--- Written instruction ---
Restate the full listing word for word and leave the pictures out.

>> Begin

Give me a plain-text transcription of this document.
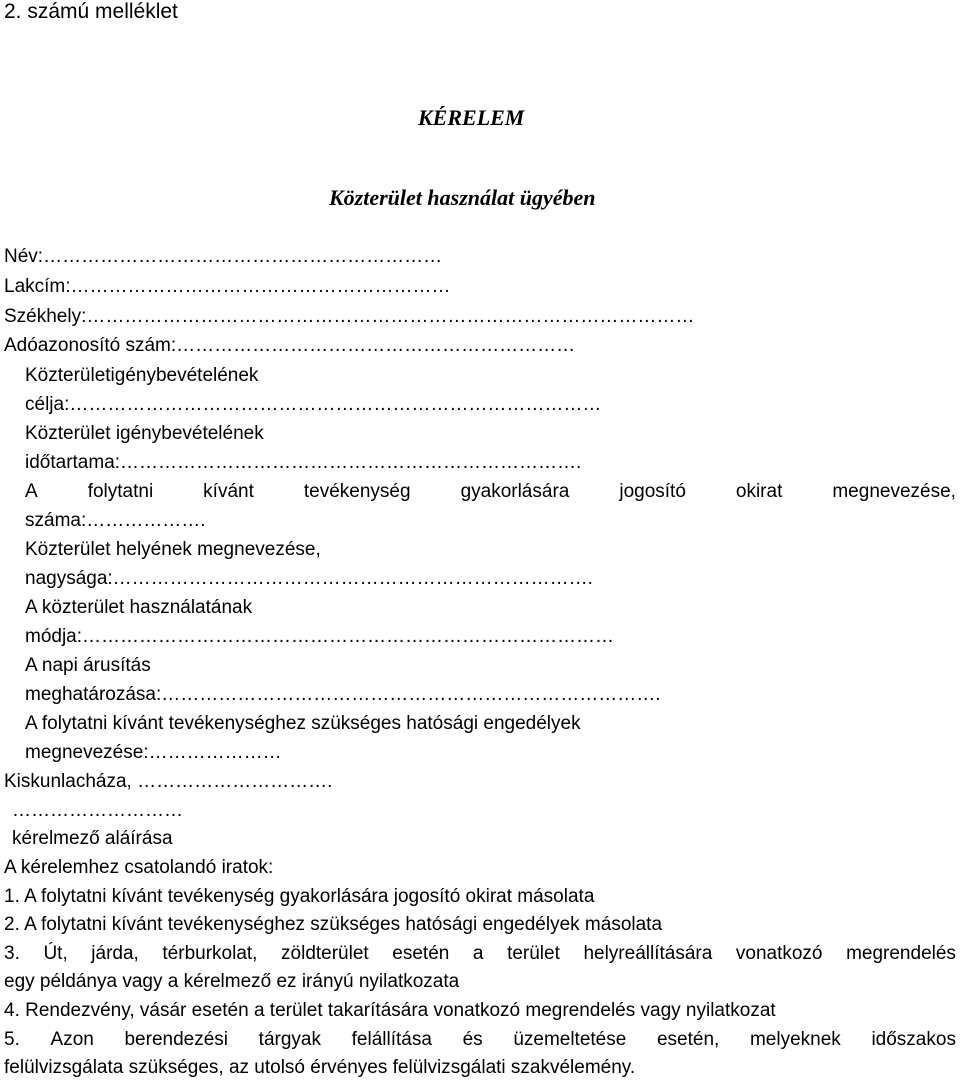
2. számú melléklet
KÉRELEM
Közterület használat ügyében
Név:………………………………………………………
Lakcím:……………………………………………………
Székhely:……………………………………………………………………………………
Adóazonosító szám:………………………………………………………
Közterületigénybevételének
célja:…………………………………………………………………………
Közterület igénybevételének
időtartama:……………………………………………………………….
A	folytatni	kívánt	tevékenység	gyakorlására	jogosító	okirat	megnevezése,
száma:……………….
Közterület helyének megnevezése,
nagysága:………………………………………………………………….
A közterület használatának
módja:…………………………………………………………………………
A napi árusítás
meghatározása:…………………………………………………………………….
A folytatni kívánt tevékenységhez szükséges hatósági engedélyek
megnevezése:…………………
Kiskunlacháza, ………………………….
………………………
kérelmező aláírása
A kérelemhez csatolandó iratok:
1. A folytatni kívánt tevékenység gyakorlására jogosító okirat másolata
2. A folytatni kívánt tevékenységhez szükséges hatósági engedélyek másolata
3. Út, járda, térburkolat, zöldterület esetén a terület helyreállítására vonatkozó megrendelés
egy példánya vagy a kérelmező ez irányú nyilatkozata
4. Rendezvény, vásár esetén a terület takarítására vonatkozó megrendelés vagy nyilatkozat
5. Azon berendezési tárgyak felállítása és üzemeltetése esetén, melyeknek időszakos
felülvizsgálata szükséges, az utolsó érvényes felülvizsgálati szakvélemény.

>> End

--- Exercise output ---
Give me a plain-text transcription of this document.
2. számú melléklet
KÉRELEM
Közterület használat ügyében
Név:………………………………………………………
Lakcím:……………………………………………………
Székhely:……………………………………………………………………………………
Adóazonosító szám:………………………………………………………
Közterületigénybevételének
célja:…………………………………………………………………………
Közterület igénybevételének
időtartama:……………………………………………………………….
A	folytatni	kívánt	tevékenység	gyakorlására	jogosító	okirat	megnevezése,
száma:……………….
Közterület helyének megnevezése,
nagysága:………………………………………………………………….
A közterület használatának
módja:…………………………………………………………………………
A napi árusítás
meghatározása:…………………………………………………………………….
A folytatni kívánt tevékenységhez szükséges hatósági engedélyek
megnevezése:…………………
Kiskunlacháza, ………………………….
………………………
kérelmező aláírása
A kérelemhez csatolandó iratok:
1. A folytatni kívánt tevékenység gyakorlására jogosító okirat másolata
2. A folytatni kívánt tevékenységhez szükséges hatósági engedélyek másolata
3. Út, járda, térburkolat, zöldterület esetén a terület helyreállítására vonatkozó megrendelés
egy példánya vagy a kérelmező ez irányú nyilatkozata
4. Rendezvény, vásár esetén a terület takarítására vonatkozó megrendelés vagy nyilatkozat
5. Azon berendezési tárgyak felállítása és üzemeltetése esetén, melyeknek időszakos
felülvizsgálata szükséges, az utolsó érvényes felülvizsgálati szakvélemény.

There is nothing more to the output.